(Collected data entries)
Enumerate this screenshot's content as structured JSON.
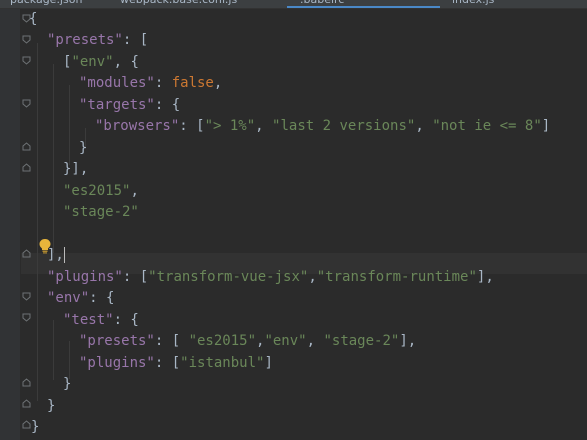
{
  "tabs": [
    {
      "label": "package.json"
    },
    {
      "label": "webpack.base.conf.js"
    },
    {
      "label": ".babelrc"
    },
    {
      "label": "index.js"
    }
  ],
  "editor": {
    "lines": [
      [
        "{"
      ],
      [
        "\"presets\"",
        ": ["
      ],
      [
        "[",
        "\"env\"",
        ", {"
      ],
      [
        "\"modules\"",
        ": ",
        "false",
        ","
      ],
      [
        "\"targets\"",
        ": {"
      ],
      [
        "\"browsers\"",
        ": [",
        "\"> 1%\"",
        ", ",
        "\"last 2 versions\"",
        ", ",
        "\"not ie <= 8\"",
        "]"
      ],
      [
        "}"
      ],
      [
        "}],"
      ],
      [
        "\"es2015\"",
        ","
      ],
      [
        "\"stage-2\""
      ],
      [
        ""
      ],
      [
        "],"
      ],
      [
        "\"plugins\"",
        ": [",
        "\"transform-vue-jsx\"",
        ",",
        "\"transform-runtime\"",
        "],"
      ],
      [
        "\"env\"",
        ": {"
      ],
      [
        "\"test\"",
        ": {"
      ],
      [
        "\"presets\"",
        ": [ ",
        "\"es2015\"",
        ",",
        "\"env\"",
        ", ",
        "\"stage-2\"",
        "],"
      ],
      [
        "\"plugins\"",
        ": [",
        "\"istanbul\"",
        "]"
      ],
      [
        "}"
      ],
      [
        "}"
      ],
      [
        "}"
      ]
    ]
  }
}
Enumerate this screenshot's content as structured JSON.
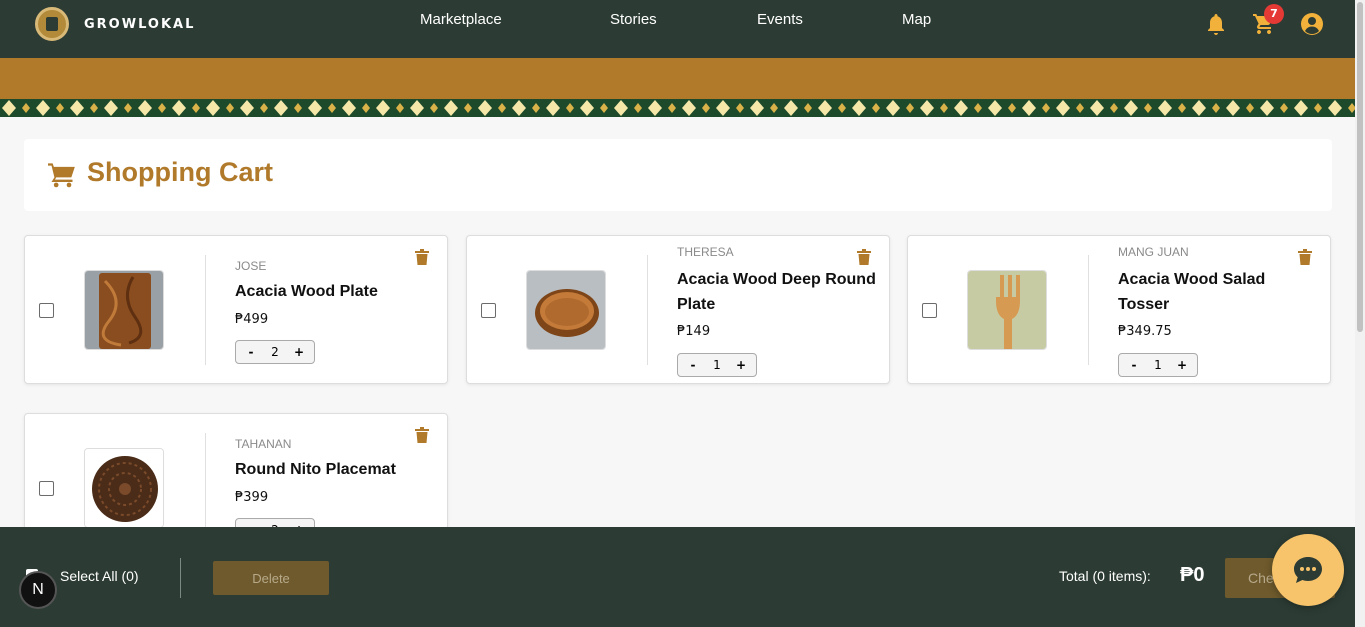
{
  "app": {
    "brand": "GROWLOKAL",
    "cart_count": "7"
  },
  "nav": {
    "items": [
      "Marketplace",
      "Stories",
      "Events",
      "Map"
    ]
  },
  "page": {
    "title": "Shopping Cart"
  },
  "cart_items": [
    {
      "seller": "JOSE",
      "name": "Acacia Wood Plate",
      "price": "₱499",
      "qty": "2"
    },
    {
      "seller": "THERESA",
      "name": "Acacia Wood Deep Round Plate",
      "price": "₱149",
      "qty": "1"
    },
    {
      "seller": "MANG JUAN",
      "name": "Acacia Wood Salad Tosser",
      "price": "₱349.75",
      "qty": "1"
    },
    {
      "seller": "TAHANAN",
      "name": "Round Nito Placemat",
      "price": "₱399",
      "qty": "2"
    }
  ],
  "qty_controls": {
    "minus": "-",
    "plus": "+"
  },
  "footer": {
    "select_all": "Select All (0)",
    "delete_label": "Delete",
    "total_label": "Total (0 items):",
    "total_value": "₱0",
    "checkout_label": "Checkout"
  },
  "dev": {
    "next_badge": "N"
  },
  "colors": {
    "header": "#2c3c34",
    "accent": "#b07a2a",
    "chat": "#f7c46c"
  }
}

- Stated problem -
Reproduce the material above in full and without alteration, but skip all pictures.

- Answer in full -
Enumerate this screenshot's content as structured JSON.
{
  "tabs": [
    {
      "label": "package.json"
    },
    {
      "label": "webpack.base.conf.js"
    },
    {
      "label": ".babelrc"
    },
    {
      "label": "index.js"
    }
  ],
  "editor": {
    "lines": [
      [
        "{"
      ],
      [
        "\"presets\"",
        ": ["
      ],
      [
        "[",
        "\"env\"",
        ", {"
      ],
      [
        "\"modules\"",
        ": ",
        "false",
        ","
      ],
      [
        "\"targets\"",
        ": {"
      ],
      [
        "\"browsers\"",
        ": [",
        "\"> 1%\"",
        ", ",
        "\"last 2 versions\"",
        ", ",
        "\"not ie <= 8\"",
        "]"
      ],
      [
        "}"
      ],
      [
        "}],"
      ],
      [
        "\"es2015\"",
        ","
      ],
      [
        "\"stage-2\""
      ],
      [
        ""
      ],
      [
        "],"
      ],
      [
        "\"plugins\"",
        ": [",
        "\"transform-vue-jsx\"",
        ",",
        "\"transform-runtime\"",
        "],"
      ],
      [
        "\"env\"",
        ": {"
      ],
      [
        "\"test\"",
        ": {"
      ],
      [
        "\"presets\"",
        ": [ ",
        "\"es2015\"",
        ",",
        "\"env\"",
        ", ",
        "\"stage-2\"",
        "],"
      ],
      [
        "\"plugins\"",
        ": [",
        "\"istanbul\"",
        "]"
      ],
      [
        "}"
      ],
      [
        "}"
      ],
      [
        "}"
      ]
    ]
  }
}
Enumerate this screenshot's content as structured JSON.
{
  "app": {
    "brand": "GROWLOKAL",
    "cart_count": "7"
  },
  "nav": {
    "items": [
      "Marketplace",
      "Stories",
      "Events",
      "Map"
    ]
  },
  "page": {
    "title": "Shopping Cart"
  },
  "cart_items": [
    {
      "seller": "JOSE",
      "name": "Acacia Wood Plate",
      "price": "₱499",
      "qty": "2"
    },
    {
      "seller": "THERESA",
      "name": "Acacia Wood Deep Round Plate",
      "price": "₱149",
      "qty": "1"
    },
    {
      "seller": "MANG JUAN",
      "name": "Acacia Wood Salad Tosser",
      "price": "₱349.75",
      "qty": "1"
    },
    {
      "seller": "TAHANAN",
      "name": "Round Nito Placemat",
      "price": "₱399",
      "qty": "2"
    }
  ],
  "qty_controls": {
    "minus": "-",
    "plus": "+"
  },
  "footer": {
    "select_all": "Select All (0)",
    "delete_label": "Delete",
    "total_label": "Total (0 items):",
    "total_value": "₱0",
    "checkout_label": "Checkout"
  },
  "dev": {
    "next_badge": "N"
  },
  "colors": {
    "header": "#2c3c34",
    "accent": "#b07a2a",
    "chat": "#f7c46c"
  }
}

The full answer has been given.